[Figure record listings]
○ ○ ○ ○ ○
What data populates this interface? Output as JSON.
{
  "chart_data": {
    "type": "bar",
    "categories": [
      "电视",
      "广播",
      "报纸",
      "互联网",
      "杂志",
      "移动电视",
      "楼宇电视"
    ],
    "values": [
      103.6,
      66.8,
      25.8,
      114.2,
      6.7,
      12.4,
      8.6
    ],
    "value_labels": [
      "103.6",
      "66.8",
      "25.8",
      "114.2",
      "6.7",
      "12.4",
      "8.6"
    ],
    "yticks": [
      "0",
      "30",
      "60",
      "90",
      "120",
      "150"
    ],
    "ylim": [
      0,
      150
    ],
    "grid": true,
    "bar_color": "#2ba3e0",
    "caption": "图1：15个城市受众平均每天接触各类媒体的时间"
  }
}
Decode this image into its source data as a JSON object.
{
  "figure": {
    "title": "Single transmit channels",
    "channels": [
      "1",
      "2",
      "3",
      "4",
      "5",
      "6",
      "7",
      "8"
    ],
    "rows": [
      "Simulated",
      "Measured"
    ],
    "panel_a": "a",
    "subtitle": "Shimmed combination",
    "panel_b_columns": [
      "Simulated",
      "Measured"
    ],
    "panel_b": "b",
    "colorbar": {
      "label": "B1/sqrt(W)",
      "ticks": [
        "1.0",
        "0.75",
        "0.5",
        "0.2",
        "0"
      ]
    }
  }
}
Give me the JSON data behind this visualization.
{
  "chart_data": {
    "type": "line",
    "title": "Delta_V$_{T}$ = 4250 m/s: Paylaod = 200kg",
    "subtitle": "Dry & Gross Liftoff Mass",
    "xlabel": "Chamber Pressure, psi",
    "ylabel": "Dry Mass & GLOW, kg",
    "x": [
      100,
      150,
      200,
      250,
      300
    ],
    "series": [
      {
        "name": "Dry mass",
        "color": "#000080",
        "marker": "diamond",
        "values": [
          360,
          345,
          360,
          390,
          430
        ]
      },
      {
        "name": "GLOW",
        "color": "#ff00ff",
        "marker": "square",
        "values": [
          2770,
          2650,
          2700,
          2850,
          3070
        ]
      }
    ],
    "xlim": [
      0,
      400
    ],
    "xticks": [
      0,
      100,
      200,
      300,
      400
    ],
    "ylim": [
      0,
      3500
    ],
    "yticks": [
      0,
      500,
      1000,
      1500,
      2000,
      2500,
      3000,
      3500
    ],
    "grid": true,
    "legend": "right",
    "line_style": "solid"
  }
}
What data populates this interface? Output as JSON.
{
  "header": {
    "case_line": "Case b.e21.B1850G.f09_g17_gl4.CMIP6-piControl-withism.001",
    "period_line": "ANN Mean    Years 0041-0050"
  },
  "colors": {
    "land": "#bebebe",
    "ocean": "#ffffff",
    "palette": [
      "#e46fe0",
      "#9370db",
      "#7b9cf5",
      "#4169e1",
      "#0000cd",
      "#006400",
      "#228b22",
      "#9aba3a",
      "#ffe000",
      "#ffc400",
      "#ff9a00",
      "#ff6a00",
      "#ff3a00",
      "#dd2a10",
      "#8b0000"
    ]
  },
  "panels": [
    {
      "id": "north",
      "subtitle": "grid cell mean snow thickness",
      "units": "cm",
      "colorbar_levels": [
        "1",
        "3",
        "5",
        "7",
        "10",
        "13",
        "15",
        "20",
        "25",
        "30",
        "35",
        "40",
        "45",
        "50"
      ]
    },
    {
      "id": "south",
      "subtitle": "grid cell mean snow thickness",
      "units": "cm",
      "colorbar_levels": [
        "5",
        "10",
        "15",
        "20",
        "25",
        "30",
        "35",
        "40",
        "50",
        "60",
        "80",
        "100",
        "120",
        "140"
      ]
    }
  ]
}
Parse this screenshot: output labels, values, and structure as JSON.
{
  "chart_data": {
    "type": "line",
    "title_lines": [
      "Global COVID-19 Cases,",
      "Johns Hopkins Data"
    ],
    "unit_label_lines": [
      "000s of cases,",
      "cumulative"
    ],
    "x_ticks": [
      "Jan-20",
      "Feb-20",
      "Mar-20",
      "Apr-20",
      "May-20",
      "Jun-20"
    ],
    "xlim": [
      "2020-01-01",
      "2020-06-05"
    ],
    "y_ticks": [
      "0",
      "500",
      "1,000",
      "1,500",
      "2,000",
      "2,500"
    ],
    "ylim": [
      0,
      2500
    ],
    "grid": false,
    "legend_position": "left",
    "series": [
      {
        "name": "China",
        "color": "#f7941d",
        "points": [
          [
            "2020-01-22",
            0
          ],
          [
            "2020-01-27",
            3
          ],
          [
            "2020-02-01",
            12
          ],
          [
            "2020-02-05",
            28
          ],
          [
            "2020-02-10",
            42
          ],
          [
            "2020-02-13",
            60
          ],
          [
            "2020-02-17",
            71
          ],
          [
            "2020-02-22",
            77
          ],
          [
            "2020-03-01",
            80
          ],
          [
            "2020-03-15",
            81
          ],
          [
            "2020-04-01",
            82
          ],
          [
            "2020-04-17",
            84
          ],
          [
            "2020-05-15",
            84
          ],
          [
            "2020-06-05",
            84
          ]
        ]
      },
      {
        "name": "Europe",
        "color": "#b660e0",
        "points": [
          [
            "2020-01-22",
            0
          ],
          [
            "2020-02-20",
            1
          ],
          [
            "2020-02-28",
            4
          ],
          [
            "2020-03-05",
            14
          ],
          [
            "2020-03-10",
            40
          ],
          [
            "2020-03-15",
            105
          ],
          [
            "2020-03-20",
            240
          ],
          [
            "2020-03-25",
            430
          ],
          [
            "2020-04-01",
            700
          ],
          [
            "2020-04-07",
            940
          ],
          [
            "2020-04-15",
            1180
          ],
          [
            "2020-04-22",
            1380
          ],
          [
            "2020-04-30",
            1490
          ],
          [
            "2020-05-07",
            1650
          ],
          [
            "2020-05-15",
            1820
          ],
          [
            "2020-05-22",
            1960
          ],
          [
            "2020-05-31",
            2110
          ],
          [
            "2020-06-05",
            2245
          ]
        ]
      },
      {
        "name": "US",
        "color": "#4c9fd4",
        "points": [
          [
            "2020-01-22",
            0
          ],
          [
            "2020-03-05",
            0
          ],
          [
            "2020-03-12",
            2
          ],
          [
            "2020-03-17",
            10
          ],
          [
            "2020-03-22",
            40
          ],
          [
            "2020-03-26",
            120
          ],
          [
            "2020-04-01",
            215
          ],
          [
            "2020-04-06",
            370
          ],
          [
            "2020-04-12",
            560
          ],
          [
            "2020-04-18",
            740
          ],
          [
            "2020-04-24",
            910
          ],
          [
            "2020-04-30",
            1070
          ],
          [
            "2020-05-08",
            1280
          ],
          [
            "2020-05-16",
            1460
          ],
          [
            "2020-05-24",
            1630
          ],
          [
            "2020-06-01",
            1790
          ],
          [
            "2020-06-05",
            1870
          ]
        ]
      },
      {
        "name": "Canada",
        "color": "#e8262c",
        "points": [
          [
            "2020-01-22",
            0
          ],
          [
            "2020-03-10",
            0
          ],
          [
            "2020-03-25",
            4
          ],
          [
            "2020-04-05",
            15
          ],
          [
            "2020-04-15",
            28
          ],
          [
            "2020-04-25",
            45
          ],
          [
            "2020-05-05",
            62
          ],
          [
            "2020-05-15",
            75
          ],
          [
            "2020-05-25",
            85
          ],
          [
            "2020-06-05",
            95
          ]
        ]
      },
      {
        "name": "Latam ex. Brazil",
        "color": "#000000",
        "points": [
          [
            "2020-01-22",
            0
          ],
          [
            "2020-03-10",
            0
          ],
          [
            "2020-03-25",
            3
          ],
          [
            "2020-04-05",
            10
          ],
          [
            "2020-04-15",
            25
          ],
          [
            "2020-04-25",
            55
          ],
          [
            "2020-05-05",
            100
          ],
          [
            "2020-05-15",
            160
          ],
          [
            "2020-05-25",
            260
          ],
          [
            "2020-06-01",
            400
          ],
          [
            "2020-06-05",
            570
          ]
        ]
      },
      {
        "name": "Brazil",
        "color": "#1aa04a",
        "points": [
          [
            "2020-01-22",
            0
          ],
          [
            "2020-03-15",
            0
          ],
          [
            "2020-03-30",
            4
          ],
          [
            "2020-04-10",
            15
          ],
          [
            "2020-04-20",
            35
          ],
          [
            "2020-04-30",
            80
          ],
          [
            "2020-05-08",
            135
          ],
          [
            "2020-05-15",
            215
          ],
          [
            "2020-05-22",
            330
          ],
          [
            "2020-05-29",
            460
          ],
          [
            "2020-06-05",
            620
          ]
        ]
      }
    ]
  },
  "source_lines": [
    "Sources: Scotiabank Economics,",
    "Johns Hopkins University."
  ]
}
○ ○ ○ ○ ○
• [The request] Which lines hold the word "name"? Copy each of them from the records.

• [Task solution]
        "name": "Dry mass",
        "name": "GLOW",
        "name": "China",
        "name": "Europe",
        "name": "US",
        "name": "Canada",
        "name": "Latam ex. Brazil",
        "name": "Brazil",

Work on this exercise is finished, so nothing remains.